Identify the lines containing the word "资格考试题库". Copy each one.
- - -
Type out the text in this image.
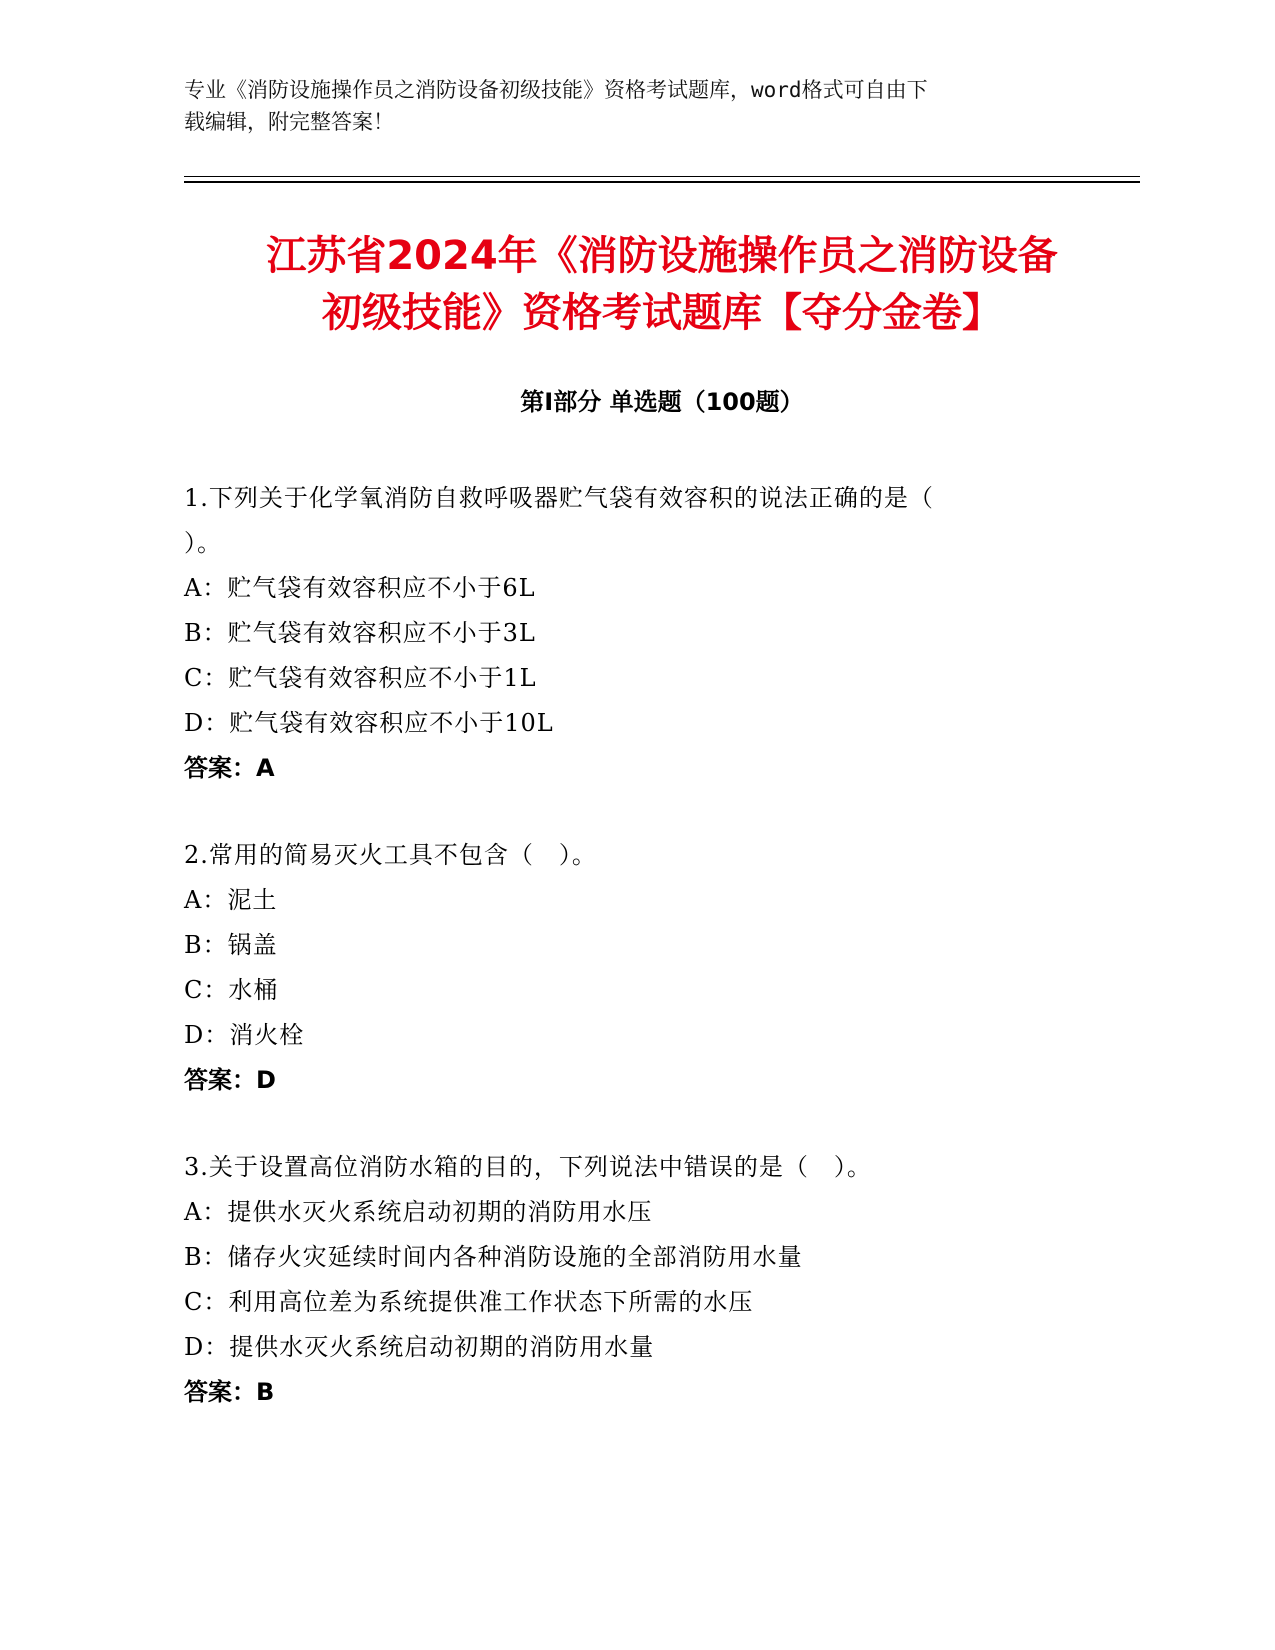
专业《消防设施操作员之消防设备初级技能》资格考试题库，word格式可自由下
载编辑，附完整答案！
江苏省2024年《消防设施操作员之消防设备
初级技能》资格考试题库【夺分金卷】
第Ⅰ部分 单选题（100题）

1.下列关于化学氧消防自救呼吸器贮气袋有效容积的说法正确的是（

）。

A：贮气袋有效容积应不小于6L

B：贮气袋有效容积应不小于3L

C：贮气袋有效容积应不小于1L

D：贮气袋有效容积应不小于10L

答案：A

2.常用的简易灭火工具不包含（　）。

A：泥土

B：锅盖

C：水桶

D：消火栓

答案：D

3.关于设置高位消防水箱的目的，下列说法中错误的是（　）。

A：提供水灭火系统启动初期的消防用水压

B：储存火灾延续时间内各种消防设施的全部消防用水量

C：利用高位差为系统提供准工作状态下所需的水压

D：提供水灭火系统启动初期的消防用水量

答案：B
- - -
> Reply to the exercise:
专业《消防设施操作员之消防设备初级技能》资格考试题库，word格式可自由下
初级技能》资格考试题库【夺分金卷】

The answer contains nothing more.